■ **What you have to do**: Nothing in the records may be left out or altered; reproduce them all exactly.

■ **Input for this task**:
——————————

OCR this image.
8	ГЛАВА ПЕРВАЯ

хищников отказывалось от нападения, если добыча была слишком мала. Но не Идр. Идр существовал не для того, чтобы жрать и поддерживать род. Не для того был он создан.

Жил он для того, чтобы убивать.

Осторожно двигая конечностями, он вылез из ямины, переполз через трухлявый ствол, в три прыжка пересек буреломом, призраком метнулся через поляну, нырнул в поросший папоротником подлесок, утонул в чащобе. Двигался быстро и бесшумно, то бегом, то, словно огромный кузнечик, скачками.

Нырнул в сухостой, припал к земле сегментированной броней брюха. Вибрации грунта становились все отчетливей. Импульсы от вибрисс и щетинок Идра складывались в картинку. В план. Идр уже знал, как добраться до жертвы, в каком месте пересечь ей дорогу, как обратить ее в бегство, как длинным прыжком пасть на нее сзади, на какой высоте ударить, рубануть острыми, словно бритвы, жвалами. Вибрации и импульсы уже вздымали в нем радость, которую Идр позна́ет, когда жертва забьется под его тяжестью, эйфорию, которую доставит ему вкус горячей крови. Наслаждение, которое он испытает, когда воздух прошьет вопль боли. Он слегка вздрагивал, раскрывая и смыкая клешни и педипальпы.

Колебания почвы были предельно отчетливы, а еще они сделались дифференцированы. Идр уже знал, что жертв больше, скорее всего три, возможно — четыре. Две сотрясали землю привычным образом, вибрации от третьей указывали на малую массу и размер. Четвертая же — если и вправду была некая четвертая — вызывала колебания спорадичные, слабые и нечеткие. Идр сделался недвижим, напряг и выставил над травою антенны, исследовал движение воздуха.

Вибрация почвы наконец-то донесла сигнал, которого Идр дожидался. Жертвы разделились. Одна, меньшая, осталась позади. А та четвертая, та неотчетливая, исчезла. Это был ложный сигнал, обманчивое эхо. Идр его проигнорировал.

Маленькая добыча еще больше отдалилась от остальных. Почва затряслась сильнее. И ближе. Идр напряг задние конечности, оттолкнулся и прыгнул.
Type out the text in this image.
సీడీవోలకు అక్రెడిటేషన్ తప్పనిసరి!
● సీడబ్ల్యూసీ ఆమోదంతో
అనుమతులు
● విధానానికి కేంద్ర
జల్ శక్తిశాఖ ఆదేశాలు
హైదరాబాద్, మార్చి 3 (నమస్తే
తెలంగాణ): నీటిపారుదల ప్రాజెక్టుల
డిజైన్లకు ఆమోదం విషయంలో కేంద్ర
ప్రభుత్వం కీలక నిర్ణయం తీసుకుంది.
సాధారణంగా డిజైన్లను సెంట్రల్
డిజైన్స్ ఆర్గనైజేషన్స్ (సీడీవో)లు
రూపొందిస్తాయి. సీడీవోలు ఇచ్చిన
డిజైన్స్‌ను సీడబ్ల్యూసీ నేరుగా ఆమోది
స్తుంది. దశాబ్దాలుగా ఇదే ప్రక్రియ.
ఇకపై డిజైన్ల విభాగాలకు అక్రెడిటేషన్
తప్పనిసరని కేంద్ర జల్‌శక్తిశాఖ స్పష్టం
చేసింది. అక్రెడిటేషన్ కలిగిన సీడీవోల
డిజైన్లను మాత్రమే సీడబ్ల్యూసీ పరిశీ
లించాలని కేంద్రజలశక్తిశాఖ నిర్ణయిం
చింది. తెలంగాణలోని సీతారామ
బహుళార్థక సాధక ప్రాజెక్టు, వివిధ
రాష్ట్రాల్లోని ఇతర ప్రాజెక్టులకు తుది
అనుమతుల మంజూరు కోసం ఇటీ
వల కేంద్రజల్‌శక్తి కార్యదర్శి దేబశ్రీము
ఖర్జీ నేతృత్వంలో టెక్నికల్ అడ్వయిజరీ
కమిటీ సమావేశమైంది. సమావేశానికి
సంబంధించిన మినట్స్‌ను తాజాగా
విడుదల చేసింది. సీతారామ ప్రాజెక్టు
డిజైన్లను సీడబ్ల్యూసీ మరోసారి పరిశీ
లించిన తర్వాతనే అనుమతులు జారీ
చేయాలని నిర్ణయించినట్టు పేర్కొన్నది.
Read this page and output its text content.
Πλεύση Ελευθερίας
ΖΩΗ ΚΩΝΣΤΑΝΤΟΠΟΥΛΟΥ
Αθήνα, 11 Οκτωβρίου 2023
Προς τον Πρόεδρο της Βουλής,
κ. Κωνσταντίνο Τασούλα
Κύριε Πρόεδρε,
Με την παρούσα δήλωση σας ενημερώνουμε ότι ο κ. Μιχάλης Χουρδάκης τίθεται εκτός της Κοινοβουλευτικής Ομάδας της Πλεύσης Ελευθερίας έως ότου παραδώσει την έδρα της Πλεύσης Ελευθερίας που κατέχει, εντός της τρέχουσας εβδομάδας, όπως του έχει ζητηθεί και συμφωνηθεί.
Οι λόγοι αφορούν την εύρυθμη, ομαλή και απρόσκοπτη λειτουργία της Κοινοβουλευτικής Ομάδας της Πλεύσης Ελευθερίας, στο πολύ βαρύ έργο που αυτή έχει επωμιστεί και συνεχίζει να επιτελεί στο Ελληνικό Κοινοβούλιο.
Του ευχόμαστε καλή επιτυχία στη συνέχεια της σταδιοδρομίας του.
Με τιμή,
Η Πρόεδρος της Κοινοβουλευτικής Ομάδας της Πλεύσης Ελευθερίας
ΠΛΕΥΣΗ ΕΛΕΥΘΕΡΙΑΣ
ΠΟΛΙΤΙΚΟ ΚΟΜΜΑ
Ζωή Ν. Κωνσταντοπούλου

——————————

■ **Solution**:
OCR this image.
8	ГЛАВА ПЕРВАЯ

хищников отказывалось от нападения, если добыча была слишком мала. Но не Идр. Идр существовал не для того, чтобы жрать и поддерживать род. Не для того был он создан.

Жил он для того, чтобы убивать.

Осторожно двигая конечностями, он вылез из ямины, переполз через трухлявый ствол, в три прыжка пересек буреломом, призраком метнулся через поляну, нырнул в поросший папоротником подлесок, утонул в чащобе. Двигался быстро и бесшумно, то бегом, то, словно огромный кузнечик, скачками.

Нырнул в сухостой, припал к земле сегментированной броней брюха. Вибрации грунта становились все отчетливей. Импульсы от вибрисс и щетинок Идра складывались в картинку. В план. Идр уже знал, как добраться до жертвы, в каком месте пересечь ей дорогу, как обратить ее в бегство, как длинным прыжком пасть на нее сзади, на какой высоте ударить, рубануть острыми, словно бритвы, жвалами. Вибрации и импульсы уже вздымали в нем радость, которую Идр позна́ет, когда жертва забьется под его тяжестью, эйфорию, которую доставит ему вкус горячей крови. Наслаждение, которое он испытает, когда воздух прошьет вопль боли. Он слегка вздрагивал, раскрывая и смыкая клешни и педипальпы.

Колебания почвы были предельно отчетливы, а еще они сделались дифференцированы. Идр уже знал, что жертв больше, скорее всего три, возможно — четыре. Две сотрясали землю привычным образом, вибрации от третьей указывали на малую массу и размер. Четвертая же — если и вправду была некая четвертая — вызывала колебания спорадичные, слабые и нечеткие. Идр сделался недвижим, напряг и выставил над травою антенны, исследовал движение воздуха.

Вибрация почвы наконец-то донесла сигнал, которого Идр дожидался. Жертвы разделились. Одна, меньшая, осталась позади. А та четвертая, та неотчетливая, исчезла. Это был ложный сигнал, обманчивое эхо. Идр его проигнорировал.

Маленькая добыча еще больше отдалилась от остальных. Почва затряслась сильнее. И ближе. Идр напряг задние конечности, оттолкнулся и прыгнул.
Type out the text in this image.
సీడీవోలకు అక్రెడిటేషన్ తప్పనిసరి!
● సీడబ్ల్యూసీ ఆమోదంతో
అనుమతులు
● విధానానికి కేంద్ర
జల్ శక్తిశాఖ ఆదేశాలు
హైదరాబాద్, మార్చి 3 (నమస్తే
తెలంగాణ): నీటిపారుదల ప్రాజెక్టుల
డిజైన్లకు ఆమోదం విషయంలో కేంద్ర
ప్రభుత్వం కీలక నిర్ణయం తీసుకుంది.
సాధారణంగా డిజైన్లను సెంట్రల్
డిజైన్స్ ఆర్గనైజేషన్స్ (సీడీవో)లు
రూపొందిస్తాయి. సీడీవోలు ఇచ్చిన
డిజైన్స్‌ను సీడబ్ల్యూసీ నేరుగా ఆమోది
స్తుంది. దశాబ్దాలుగా ఇదే ప్రక్రియ.
ఇకపై డిజైన్ల విభాగాలకు అక్రెడిటేషన్
తప్పనిసరని కేంద్ర జల్‌శక్తిశాఖ స్పష్టం
చేసింది. అక్రెడిటేషన్ కలిగిన సీడీవోల
డిజైన్లను మాత్రమే సీడబ్ల్యూసీ పరిశీ
లించాలని కేంద్రజలశక్తిశాఖ నిర్ణయిం
చింది. తెలంగాణలోని సీతారామ
బహుళార్థక సాధక ప్రాజెక్టు, వివిధ
రాష్ట్రాల్లోని ఇతర ప్రాజెక్టులకు తుది
అనుమతుల మంజూరు కోసం ఇటీ
వల కేంద్రజల్‌శక్తి కార్యదర్శి దేబశ్రీము
ఖర్జీ నేతృత్వంలో టెక్నికల్ అడ్వయిజరీ
కమిటీ సమావేశమైంది. సమావేశానికి
సంబంధించిన మినట్స్‌ను తాజాగా
విడుదల చేసింది. సీతారామ ప్రాజెక్టు
డిజైన్లను సీడబ్ల్యూసీ మరోసారి పరిశీ
లించిన తర్వాతనే అనుమతులు జారీ
చేయాలని నిర్ణయించినట్టు పేర్కొన్నది.
Read this page and output its text content.
Πλεύση Ελευθερίας
ΖΩΗ ΚΩΝΣΤΑΝΤΟΠΟΥΛΟΥ
Αθήνα, 11 Οκτωβρίου 2023
Προς τον Πρόεδρο της Βουλής,
κ. Κωνσταντίνο Τασούλα
Κύριε Πρόεδρε,
Με την παρούσα δήλωση σας ενημερώνουμε ότι ο κ. Μιχάλης Χουρδάκης τίθεται εκτός της Κοινοβουλευτικής Ομάδας της Πλεύσης Ελευθερίας έως ότου παραδώσει την έδρα της Πλεύσης Ελευθερίας που κατέχει, εντός της τρέχουσας εβδομάδας, όπως του έχει ζητηθεί και συμφωνηθεί.
Οι λόγοι αφορούν την εύρυθμη, ομαλή και απρόσκοπτη λειτουργία της Κοινοβουλευτικής Ομάδας της Πλεύσης Ελευθερίας, στο πολύ βαρύ έργο που αυτή έχει επωμιστεί και συνεχίζει να επιτελεί στο Ελληνικό Κοινοβούλιο.
Του ευχόμαστε καλή επιτυχία στη συνέχεια της σταδιοδρομίας του.
Με τιμή,
Η Πρόεδρος της Κοινοβουλευτικής Ομάδας της Πλεύσης Ελευθερίας
ΠΛΕΥΣΗ ΕΛΕΥΘΕΡΙΑΣ
ΠΟΛΙΤΙΚΟ ΚΟΜΜΑ
Ζωή Ν. Κωνσταντοπούλου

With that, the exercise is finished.